> **Data extract**:
+-------+
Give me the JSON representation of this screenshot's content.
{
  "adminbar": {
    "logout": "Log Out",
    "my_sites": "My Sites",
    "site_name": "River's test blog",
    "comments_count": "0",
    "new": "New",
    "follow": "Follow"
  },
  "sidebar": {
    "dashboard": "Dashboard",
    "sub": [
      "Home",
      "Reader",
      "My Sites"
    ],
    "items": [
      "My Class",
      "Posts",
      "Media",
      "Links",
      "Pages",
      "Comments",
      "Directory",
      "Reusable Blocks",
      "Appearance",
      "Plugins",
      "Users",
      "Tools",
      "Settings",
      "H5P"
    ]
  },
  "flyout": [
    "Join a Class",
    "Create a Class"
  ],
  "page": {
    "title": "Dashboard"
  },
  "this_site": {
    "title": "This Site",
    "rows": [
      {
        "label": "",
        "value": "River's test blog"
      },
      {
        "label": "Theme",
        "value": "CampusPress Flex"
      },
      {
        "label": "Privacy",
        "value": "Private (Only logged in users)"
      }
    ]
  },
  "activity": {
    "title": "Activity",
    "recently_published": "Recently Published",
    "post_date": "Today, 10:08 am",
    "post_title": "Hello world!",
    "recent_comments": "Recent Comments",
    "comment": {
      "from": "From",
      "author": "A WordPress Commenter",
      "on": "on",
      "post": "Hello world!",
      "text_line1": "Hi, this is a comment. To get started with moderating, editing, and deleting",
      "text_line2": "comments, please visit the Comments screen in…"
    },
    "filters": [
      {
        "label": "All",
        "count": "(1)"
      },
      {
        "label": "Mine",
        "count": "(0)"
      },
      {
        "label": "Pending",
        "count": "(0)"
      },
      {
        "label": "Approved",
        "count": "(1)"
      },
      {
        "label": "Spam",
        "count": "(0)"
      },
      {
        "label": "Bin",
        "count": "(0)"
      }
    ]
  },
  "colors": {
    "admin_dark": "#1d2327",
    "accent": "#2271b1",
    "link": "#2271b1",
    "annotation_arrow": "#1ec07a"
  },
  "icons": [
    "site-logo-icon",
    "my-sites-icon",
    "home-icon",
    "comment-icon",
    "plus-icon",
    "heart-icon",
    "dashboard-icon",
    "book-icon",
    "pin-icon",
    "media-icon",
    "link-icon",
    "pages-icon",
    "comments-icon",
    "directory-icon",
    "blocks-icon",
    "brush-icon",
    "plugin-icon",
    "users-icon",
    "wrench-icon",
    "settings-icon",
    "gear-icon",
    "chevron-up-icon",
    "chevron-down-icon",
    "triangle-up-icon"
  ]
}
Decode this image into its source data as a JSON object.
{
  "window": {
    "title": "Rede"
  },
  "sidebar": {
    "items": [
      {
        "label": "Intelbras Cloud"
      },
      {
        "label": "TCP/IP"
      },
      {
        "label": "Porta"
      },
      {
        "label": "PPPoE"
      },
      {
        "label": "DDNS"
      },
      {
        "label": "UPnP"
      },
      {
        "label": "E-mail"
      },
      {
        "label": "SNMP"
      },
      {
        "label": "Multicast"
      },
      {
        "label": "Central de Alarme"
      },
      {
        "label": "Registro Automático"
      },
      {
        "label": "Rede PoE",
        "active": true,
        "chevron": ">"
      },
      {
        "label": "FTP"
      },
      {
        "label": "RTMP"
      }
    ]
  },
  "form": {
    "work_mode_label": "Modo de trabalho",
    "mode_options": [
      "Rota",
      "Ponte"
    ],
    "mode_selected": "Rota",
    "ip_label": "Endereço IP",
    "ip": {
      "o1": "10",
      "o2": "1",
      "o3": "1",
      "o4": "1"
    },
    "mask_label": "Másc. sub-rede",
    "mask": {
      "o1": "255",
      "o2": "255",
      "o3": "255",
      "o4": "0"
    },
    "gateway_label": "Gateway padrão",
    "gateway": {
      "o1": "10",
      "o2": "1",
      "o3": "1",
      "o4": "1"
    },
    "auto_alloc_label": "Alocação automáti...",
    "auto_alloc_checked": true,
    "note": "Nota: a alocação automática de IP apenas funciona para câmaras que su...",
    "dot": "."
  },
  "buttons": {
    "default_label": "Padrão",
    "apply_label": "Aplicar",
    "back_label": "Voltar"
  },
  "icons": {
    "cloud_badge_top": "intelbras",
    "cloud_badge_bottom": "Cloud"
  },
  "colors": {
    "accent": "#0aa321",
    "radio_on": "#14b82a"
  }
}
+-------+
> **Short problem**:
Copy out each record from above, exactly.

> **The completed task**:
Give me the JSON representation of this screenshot's content.
{
  "adminbar": {
    "logout": "Log Out",
    "my_sites": "My Sites",
    "site_name": "River's test blog",
    "comments_count": "0",
    "new": "New",
    "follow": "Follow"
  },
  "sidebar": {
    "dashboard": "Dashboard",
    "sub": [
      "Home",
      "Reader",
      "My Sites"
    ],
    "items": [
      "My Class",
      "Posts",
      "Media",
      "Links",
      "Pages",
      "Comments",
      "Directory",
      "Reusable Blocks",
      "Appearance",
      "Plugins",
      "Users",
      "Tools",
      "Settings",
      "H5P"
    ]
  },
  "flyout": [
    "Join a Class",
    "Create a Class"
  ],
  "page": {
    "title": "Dashboard"
  },
  "this_site": {
    "title": "This Site",
    "rows": [
      {
        "label": "",
        "value": "River's test blog"
      },
      {
        "label": "Theme",
        "value": "CampusPress Flex"
      },
      {
        "label": "Privacy",
        "value": "Private (Only logged in users)"
      }
    ]
  },
  "activity": {
    "title": "Activity",
    "recently_published": "Recently Published",
    "post_date": "Today, 10:08 am",
    "post_title": "Hello world!",
    "recent_comments": "Recent Comments",
    "comment": {
      "from": "From",
      "author": "A WordPress Commenter",
      "on": "on",
      "post": "Hello world!",
      "text_line1": "Hi, this is a comment. To get started with moderating, editing, and deleting",
      "text_line2": "comments, please visit the Comments screen in…"
    },
    "filters": [
      {
        "label": "All",
        "count": "(1)"
      },
      {
        "label": "Mine",
        "count": "(0)"
      },
      {
        "label": "Pending",
        "count": "(0)"
      },
      {
        "label": "Approved",
        "count": "(1)"
      },
      {
        "label": "Spam",
        "count": "(0)"
      },
      {
        "label": "Bin",
        "count": "(0)"
      }
    ]
  },
  "colors": {
    "admin_dark": "#1d2327",
    "accent": "#2271b1",
    "link": "#2271b1",
    "annotation_arrow": "#1ec07a"
  },
  "icons": [
    "site-logo-icon",
    "my-sites-icon",
    "home-icon",
    "comment-icon",
    "plus-icon",
    "heart-icon",
    "dashboard-icon",
    "book-icon",
    "pin-icon",
    "media-icon",
    "link-icon",
    "pages-icon",
    "comments-icon",
    "directory-icon",
    "blocks-icon",
    "brush-icon",
    "plugin-icon",
    "users-icon",
    "wrench-icon",
    "settings-icon",
    "gear-icon",
    "chevron-up-icon",
    "chevron-down-icon",
    "triangle-up-icon"
  ]
}
Decode this image into its source data as a JSON object.
{
  "window": {
    "title": "Rede"
  },
  "sidebar": {
    "items": [
      {
        "label": "Intelbras Cloud"
      },
      {
        "label": "TCP/IP"
      },
      {
        "label": "Porta"
      },
      {
        "label": "PPPoE"
      },
      {
        "label": "DDNS"
      },
      {
        "label": "UPnP"
      },
      {
        "label": "E-mail"
      },
      {
        "label": "SNMP"
      },
      {
        "label": "Multicast"
      },
      {
        "label": "Central de Alarme"
      },
      {
        "label": "Registro Automático"
      },
      {
        "label": "Rede PoE",
        "active": true,
        "chevron": ">"
      },
      {
        "label": "FTP"
      },
      {
        "label": "RTMP"
      }
    ]
  },
  "form": {
    "work_mode_label": "Modo de trabalho",
    "mode_options": [
      "Rota",
      "Ponte"
    ],
    "mode_selected": "Rota",
    "ip_label": "Endereço IP",
    "ip": {
      "o1": "10",
      "o2": "1",
      "o3": "1",
      "o4": "1"
    },
    "mask_label": "Másc. sub-rede",
    "mask": {
      "o1": "255",
      "o2": "255",
      "o3": "255",
      "o4": "0"
    },
    "gateway_label": "Gateway padrão",
    "gateway": {
      "o1": "10",
      "o2": "1",
      "o3": "1",
      "o4": "1"
    },
    "auto_alloc_label": "Alocação automáti...",
    "auto_alloc_checked": true,
    "note": "Nota: a alocação automática de IP apenas funciona para câmaras que su...",
    "dot": "."
  },
  "buttons": {
    "default_label": "Padrão",
    "apply_label": "Aplicar",
    "back_label": "Voltar"
  },
  "icons": {
    "cloud_badge_top": "intelbras",
    "cloud_badge_bottom": "Cloud"
  },
  "colors": {
    "accent": "#0aa321",
    "radio_on": "#14b82a"
  }
}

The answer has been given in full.